-- START OF EXERCISE DATA --
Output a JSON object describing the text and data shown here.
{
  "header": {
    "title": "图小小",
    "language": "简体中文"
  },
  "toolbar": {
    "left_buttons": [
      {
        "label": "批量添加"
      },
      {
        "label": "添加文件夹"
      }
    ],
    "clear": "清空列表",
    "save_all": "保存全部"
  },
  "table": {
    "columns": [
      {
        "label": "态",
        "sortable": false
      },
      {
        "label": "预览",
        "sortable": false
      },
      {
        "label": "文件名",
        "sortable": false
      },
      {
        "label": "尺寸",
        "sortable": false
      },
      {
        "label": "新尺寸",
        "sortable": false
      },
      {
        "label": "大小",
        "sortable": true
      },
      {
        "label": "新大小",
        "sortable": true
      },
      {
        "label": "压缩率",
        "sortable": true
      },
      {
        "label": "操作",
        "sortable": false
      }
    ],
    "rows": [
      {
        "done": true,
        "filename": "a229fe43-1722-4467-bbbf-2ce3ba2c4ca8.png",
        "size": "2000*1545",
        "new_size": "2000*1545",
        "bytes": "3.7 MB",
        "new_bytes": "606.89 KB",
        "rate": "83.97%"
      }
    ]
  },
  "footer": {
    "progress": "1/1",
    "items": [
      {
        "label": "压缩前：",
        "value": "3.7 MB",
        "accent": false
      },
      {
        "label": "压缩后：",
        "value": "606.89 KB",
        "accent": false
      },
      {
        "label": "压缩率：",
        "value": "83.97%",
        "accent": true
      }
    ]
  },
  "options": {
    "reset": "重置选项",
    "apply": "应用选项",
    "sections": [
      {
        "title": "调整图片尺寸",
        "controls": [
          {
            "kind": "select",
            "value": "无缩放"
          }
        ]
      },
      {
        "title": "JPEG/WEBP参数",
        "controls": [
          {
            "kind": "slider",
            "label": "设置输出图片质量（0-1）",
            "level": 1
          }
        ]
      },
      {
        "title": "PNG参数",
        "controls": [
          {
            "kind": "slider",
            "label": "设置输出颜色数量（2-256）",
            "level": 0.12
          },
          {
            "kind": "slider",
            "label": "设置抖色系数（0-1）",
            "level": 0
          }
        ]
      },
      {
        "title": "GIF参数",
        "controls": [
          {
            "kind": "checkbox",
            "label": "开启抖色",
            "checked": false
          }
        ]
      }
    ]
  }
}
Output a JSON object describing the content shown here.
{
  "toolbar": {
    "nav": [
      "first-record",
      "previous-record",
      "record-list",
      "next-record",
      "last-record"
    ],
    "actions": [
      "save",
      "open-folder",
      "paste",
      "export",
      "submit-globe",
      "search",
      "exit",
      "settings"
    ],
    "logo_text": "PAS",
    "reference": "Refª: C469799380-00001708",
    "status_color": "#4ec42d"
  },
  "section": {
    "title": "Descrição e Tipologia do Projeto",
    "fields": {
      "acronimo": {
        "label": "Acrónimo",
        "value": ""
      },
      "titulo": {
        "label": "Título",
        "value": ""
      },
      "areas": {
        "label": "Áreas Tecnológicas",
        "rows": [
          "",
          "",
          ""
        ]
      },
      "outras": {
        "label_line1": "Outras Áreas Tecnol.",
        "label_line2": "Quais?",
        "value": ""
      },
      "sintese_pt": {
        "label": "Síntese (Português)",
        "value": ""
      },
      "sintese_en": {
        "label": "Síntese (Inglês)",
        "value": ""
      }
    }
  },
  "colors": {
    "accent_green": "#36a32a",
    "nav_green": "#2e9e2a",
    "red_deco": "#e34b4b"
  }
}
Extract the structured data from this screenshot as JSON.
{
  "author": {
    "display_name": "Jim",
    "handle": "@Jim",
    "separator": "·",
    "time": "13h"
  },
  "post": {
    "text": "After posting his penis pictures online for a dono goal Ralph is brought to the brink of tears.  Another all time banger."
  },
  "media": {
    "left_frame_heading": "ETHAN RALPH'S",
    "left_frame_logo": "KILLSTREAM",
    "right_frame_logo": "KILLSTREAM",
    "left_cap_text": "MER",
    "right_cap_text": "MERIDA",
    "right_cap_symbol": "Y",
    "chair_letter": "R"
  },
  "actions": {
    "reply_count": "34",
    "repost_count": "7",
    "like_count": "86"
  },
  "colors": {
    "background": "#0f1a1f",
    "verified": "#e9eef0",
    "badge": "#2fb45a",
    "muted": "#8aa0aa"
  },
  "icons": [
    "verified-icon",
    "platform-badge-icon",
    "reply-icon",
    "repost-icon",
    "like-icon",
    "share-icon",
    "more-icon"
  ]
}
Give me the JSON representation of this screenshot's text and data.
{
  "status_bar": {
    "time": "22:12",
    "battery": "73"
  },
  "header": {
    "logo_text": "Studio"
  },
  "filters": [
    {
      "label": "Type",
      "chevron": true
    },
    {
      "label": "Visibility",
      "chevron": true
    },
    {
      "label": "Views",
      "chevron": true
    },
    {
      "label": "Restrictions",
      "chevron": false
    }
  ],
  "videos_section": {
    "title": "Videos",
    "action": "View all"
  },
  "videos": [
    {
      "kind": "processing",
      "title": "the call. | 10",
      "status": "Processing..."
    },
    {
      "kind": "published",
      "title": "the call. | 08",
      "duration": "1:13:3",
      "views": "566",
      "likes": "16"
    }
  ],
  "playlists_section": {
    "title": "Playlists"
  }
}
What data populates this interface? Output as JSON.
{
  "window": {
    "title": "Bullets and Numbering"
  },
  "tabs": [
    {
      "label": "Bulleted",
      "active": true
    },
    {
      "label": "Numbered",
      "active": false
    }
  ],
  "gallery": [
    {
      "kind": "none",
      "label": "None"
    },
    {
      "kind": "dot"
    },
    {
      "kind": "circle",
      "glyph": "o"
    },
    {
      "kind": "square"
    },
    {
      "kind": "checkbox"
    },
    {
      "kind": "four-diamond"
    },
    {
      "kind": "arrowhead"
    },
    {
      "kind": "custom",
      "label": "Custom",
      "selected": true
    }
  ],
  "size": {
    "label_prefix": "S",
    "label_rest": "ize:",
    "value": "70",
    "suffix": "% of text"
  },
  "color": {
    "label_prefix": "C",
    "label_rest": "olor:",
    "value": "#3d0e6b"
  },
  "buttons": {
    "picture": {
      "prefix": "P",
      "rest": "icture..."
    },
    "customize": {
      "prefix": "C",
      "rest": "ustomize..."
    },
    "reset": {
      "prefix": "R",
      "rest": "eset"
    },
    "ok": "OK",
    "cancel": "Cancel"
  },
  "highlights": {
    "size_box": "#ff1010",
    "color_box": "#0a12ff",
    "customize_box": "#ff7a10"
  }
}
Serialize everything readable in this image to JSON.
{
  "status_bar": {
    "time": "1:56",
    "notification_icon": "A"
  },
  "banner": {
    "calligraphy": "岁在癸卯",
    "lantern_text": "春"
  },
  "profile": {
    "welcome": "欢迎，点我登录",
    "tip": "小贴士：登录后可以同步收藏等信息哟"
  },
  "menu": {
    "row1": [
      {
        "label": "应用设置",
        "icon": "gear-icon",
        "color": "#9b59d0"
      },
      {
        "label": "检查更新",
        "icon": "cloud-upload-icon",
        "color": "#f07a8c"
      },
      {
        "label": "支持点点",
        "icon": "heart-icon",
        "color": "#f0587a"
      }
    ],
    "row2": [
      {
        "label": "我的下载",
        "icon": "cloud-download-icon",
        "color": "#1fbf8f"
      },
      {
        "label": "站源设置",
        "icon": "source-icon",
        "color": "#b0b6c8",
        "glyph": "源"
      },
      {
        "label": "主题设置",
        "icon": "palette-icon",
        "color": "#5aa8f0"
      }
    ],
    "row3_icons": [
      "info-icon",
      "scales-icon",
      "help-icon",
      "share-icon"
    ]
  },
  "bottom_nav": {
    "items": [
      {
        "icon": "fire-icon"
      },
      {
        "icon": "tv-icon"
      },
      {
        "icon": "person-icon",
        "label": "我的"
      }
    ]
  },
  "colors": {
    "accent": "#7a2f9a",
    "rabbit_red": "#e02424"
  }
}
-- END OF EXERCISE DATA --
EXERCISE DIRECTIONS: Starting from the line containing "Serialize everything readable", repeat each line through the end of the entries, exactly.

ANSWER FOR THE TASK:
Serialize everything readable in this image to JSON.
{
  "status_bar": {
    "time": "1:56",
    "notification_icon": "A"
  },
  "banner": {
    "calligraphy": "岁在癸卯",
    "lantern_text": "春"
  },
  "profile": {
    "welcome": "欢迎，点我登录",
    "tip": "小贴士：登录后可以同步收藏等信息哟"
  },
  "menu": {
    "row1": [
      {
        "label": "应用设置",
        "icon": "gear-icon",
        "color": "#9b59d0"
      },
      {
        "label": "检查更新",
        "icon": "cloud-upload-icon",
        "color": "#f07a8c"
      },
      {
        "label": "支持点点",
        "icon": "heart-icon",
        "color": "#f0587a"
      }
    ],
    "row2": [
      {
        "label": "我的下载",
        "icon": "cloud-download-icon",
        "color": "#1fbf8f"
      },
      {
        "label": "站源设置",
        "icon": "source-icon",
        "color": "#b0b6c8",
        "glyph": "源"
      },
      {
        "label": "主题设置",
        "icon": "palette-icon",
        "color": "#5aa8f0"
      }
    ],
    "row3_icons": [
      "info-icon",
      "scales-icon",
      "help-icon",
      "share-icon"
    ]
  },
  "bottom_nav": {
    "items": [
      {
        "icon": "fire-icon"
      },
      {
        "icon": "tv-icon"
      },
      {
        "icon": "person-icon",
        "label": "我的"
      }
    ]
  },
  "colors": {
    "accent": "#7a2f9a",
    "rabbit_red": "#e02424"
  }
}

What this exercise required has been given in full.